- _Aim of the exercise_:
In the excerpt about working from home, what position does Bryan Birchmeier hold?

Dyck’s is the most confessional of the essays and, no doubt for that reason, the one that made the most
impression on me. At some point her trouble writing it became integral to what she had to say -- in
particular, to acknowledging the trouble with “feeling like we need to be productive while people are dying,
losing jobs, hungry and scared.”

The other four contributors to “A Compilation of Short Takes on Working from Home
(https://www.utpjournals.press/doi/full/10.3138/jsp.51.4.05) ” recount different levels of di culty in
adjusting to the disruption. Bryan Birchmeier, an intellectual property coordinator at Michigan Publishing and
the University of Michigan Press, frames it as a less physically grueling version of the phase known as “tear-
down” or “total control” that he went through as in boot camp: “It’s meant to break down any barriers recruits
may have to adjusting to a military schedule and to military procedures … We have had to create or adjust to
a new schedule and new procedures because so much about our daily routine is different …”

- _Given entries_:
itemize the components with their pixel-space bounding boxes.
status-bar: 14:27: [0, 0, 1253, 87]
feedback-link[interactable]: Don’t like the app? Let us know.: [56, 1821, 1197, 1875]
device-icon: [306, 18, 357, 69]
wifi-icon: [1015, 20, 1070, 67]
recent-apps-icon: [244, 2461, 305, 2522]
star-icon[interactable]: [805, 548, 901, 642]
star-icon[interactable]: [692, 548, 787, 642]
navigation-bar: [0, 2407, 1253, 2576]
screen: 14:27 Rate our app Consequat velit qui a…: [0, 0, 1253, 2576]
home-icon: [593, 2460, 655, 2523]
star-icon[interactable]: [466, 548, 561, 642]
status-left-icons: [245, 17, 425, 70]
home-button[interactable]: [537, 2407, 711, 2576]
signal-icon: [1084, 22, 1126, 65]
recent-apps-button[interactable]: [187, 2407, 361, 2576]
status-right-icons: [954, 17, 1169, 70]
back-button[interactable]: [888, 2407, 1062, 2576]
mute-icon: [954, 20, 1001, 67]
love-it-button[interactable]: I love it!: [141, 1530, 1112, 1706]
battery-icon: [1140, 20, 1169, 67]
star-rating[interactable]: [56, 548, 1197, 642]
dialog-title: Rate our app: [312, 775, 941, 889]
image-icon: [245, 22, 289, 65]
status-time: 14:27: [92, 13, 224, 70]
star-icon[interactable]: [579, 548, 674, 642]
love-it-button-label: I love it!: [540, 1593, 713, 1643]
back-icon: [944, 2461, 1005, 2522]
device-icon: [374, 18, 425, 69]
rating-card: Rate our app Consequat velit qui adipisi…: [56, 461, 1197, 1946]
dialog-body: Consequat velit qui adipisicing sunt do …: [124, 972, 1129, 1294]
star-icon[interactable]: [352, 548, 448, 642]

- _Task response_:
He is an intellectual property coordinator at Michigan Publishing and the University of Michigan Press.